### [INSTRUCTIONS FOR THE TASK]
Write out every line of the material as it stands, apart from the pictures.

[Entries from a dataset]
· · · ·
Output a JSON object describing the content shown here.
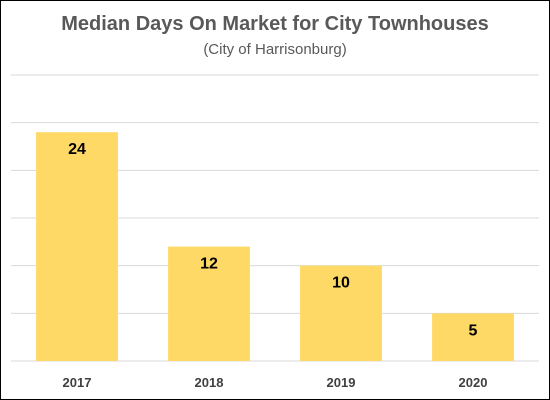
{
  "chart_data": {
    "type": "bar",
    "title": "Median Days On Market for City Townhouses",
    "subtitle": "(City of Harrisonburg)",
    "categories": [
      "2017",
      "2018",
      "2019",
      "2020"
    ],
    "values": [
      24,
      12,
      10,
      5
    ],
    "ylim": [
      0,
      30
    ],
    "grid": true,
    "legend": "none",
    "bar_color": "#ffd966"
  }
}
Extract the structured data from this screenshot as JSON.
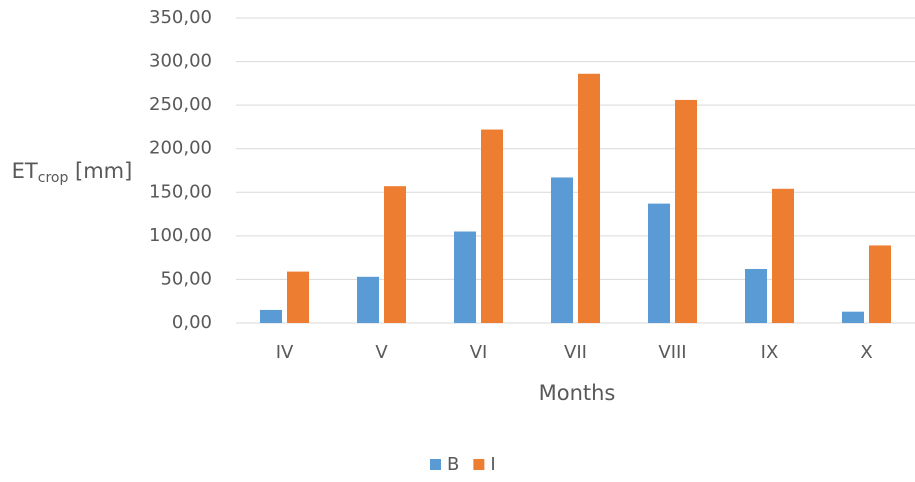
{
  "chart_data": {
    "type": "bar",
    "y_label": {
      "base": "ET",
      "subscript": "crop",
      "suffix": " [mm]"
    },
    "x_label": "Months",
    "categories": [
      "IV",
      "V",
      "VI",
      "VII",
      "VIII",
      "IX",
      "X"
    ],
    "series": [
      {
        "name": "B",
        "color": "#5b9bd5",
        "values": [
          15,
          53,
          105,
          167,
          137,
          62,
          13
        ]
      },
      {
        "name": "I",
        "color": "#ed7d31",
        "values": [
          59,
          157,
          222,
          286,
          256,
          154,
          89
        ]
      }
    ],
    "ylim": [
      0,
      350
    ],
    "yticks": [
      {
        "value": 0,
        "label": "0,00"
      },
      {
        "value": 50,
        "label": "50,00"
      },
      {
        "value": 100,
        "label": "100,00"
      },
      {
        "value": 150,
        "label": "150,00"
      },
      {
        "value": 200,
        "label": "200,00"
      },
      {
        "value": 250,
        "label": "250,00"
      },
      {
        "value": 300,
        "label": "300,00"
      },
      {
        "value": 350,
        "label": "350,00"
      }
    ],
    "grid": true,
    "legend": "bottom"
  }
}
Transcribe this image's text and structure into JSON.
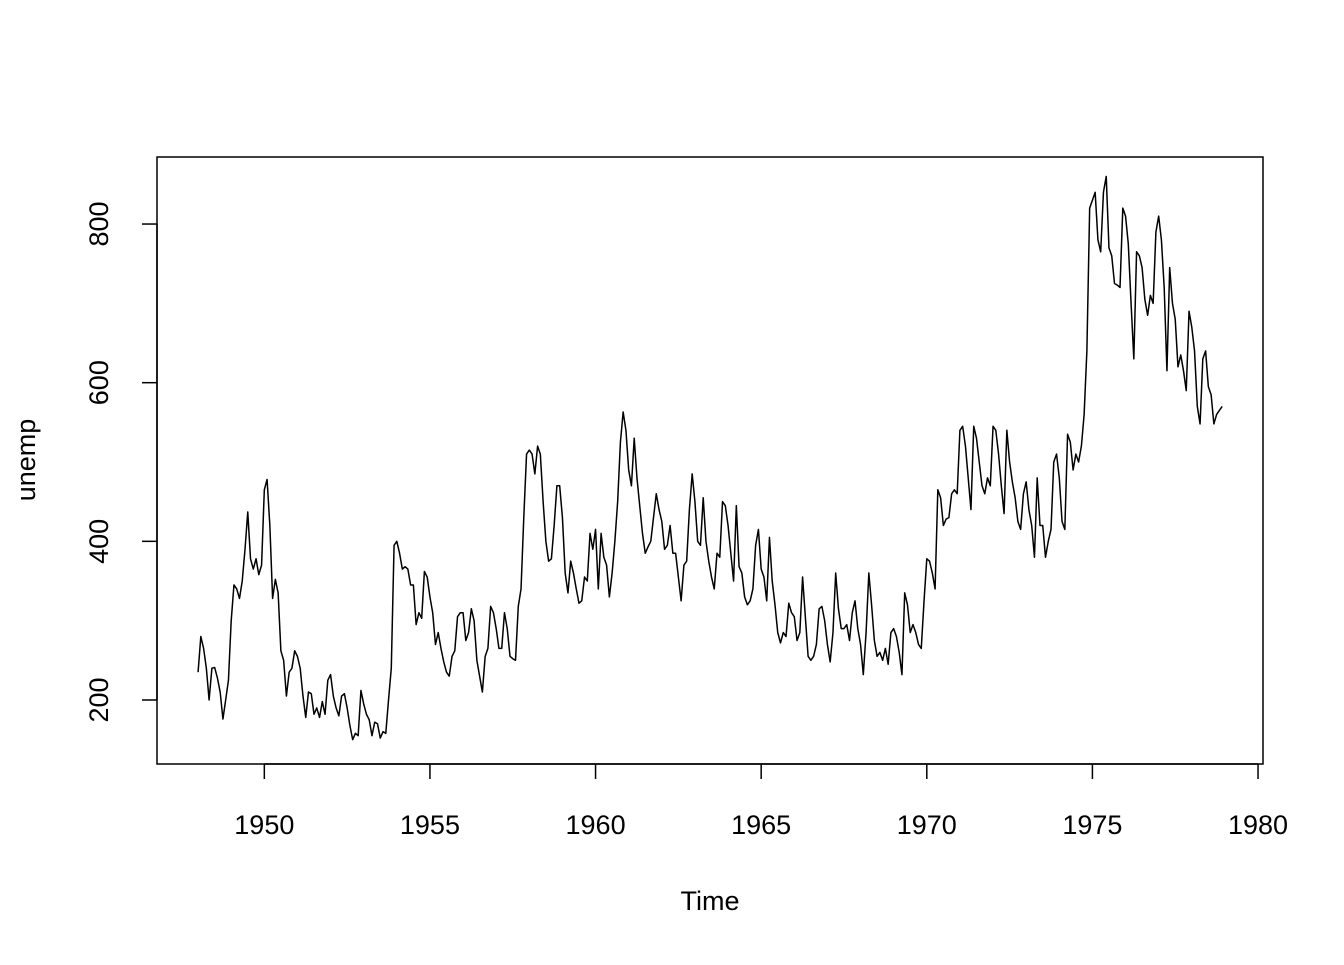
· · · ·
### [THE SOLUTION]
Output a JSON object describing the content shown here.
{
  "chart_data": {
    "type": "bar",
    "title": "Median Days On Market for City Townhouses",
    "subtitle": "(City of Harrisonburg)",
    "categories": [
      "2017",
      "2018",
      "2019",
      "2020"
    ],
    "values": [
      24,
      12,
      10,
      5
    ],
    "ylim": [
      0,
      30
    ],
    "grid": true,
    "legend": "none",
    "bar_color": "#ffd966"
  }
}
Extract the structured data from this screenshot as JSON.
{
  "chart_data": {
    "type": "bar",
    "y_label": {
      "base": "ET",
      "subscript": "crop",
      "suffix": " [mm]"
    },
    "x_label": "Months",
    "categories": [
      "IV",
      "V",
      "VI",
      "VII",
      "VIII",
      "IX",
      "X"
    ],
    "series": [
      {
        "name": "B",
        "color": "#5b9bd5",
        "values": [
          15,
          53,
          105,
          167,
          137,
          62,
          13
        ]
      },
      {
        "name": "I",
        "color": "#ed7d31",
        "values": [
          59,
          157,
          222,
          286,
          256,
          154,
          89
        ]
      }
    ],
    "ylim": [
      0,
      350
    ],
    "yticks": [
      {
        "value": 0,
        "label": "0,00"
      },
      {
        "value": 50,
        "label": "50,00"
      },
      {
        "value": 100,
        "label": "100,00"
      },
      {
        "value": 150,
        "label": "150,00"
      },
      {
        "value": 200,
        "label": "200,00"
      },
      {
        "value": 250,
        "label": "250,00"
      },
      {
        "value": 300,
        "label": "300,00"
      },
      {
        "value": 350,
        "label": "350,00"
      }
    ],
    "grid": true,
    "legend": "bottom"
  }
}
Transcribe this image's text and structure into JSON.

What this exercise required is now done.